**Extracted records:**
※

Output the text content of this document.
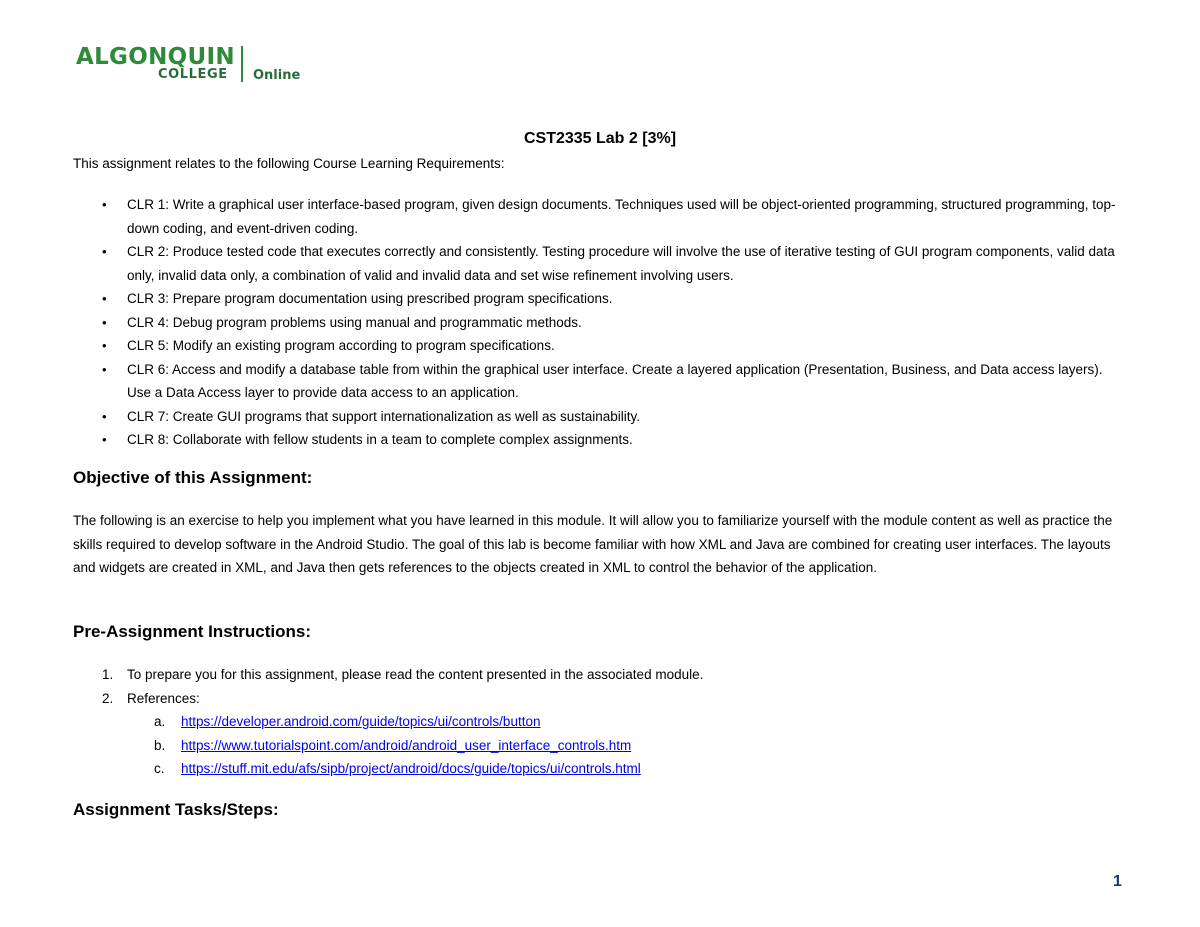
ALGONQUIN
COLLEGE Online
CST2335 Lab 2 [3%]
This assignment relates to the following Course Learning Requirements:
• CLR 1: Write a graphical user interface-based program, given design documents. Techniques used will be object-oriented programming, structured programming, top-down coding, and event-driven coding.
• CLR 2: Produce tested code that executes correctly and consistently. Testing procedure will involve the use of iterative testing of GUI program components, valid data only, invalid data only, a combination of valid and invalid data and set wise refinement involving users.
• CLR 3: Prepare program documentation using prescribed program specifications.
• CLR 4: Debug program problems using manual and programmatic methods.
• CLR 5: Modify an existing program according to program specifications.
• CLR 6: Access and modify a database table from within the graphical user interface. Create a layered application (Presentation, Business, and Data access layers). Use a Data Access layer to provide data access to an application.
• CLR 7: Create GUI programs that support internationalization as well as sustainability.
• CLR 8: Collaborate with fellow students in a team to complete complex assignments.
Objective of this Assignment:
The following is an exercise to help you implement what you have learned in this module. It will allow you to familiarize yourself with the module content as well as practice the skills required to develop software in the Android Studio. The goal of this lab is become familiar with how XML and Java are combined for creating user interfaces. The layouts and widgets are created in XML, and Java then gets references to the objects created in XML to control the behavior of the application.
Pre-Assignment Instructions:
1. To prepare you for this assignment, please read the content presented in the associated module.
2. References:
a. https://developer.android.com/guide/topics/ui/controls/button
b. https://www.tutorialspoint.com/android/android_user_interface_controls.htm
c. https://stuff.mit.edu/afs/sipb/project/android/docs/guide/topics/ui/controls.html
Assignment Tasks/Steps:
1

※

**Directions:** Copy each line of the listing in which the word "module" can be found.

**Answer to this task:**
The following is an exercise to help you implement what you have learned in this module. It will allow you to familiarize yourself with the module content as well as practice the skills required to develop software in the Android Studio. The goal of this lab is become familiar with how XML and Java are combined for creating user interfaces. The layouts and widgets are created in XML, and Java then gets references to the objects created in XML to control the behavior of the application.
1. To prepare you for this assignment, please read the content presented in the associated module.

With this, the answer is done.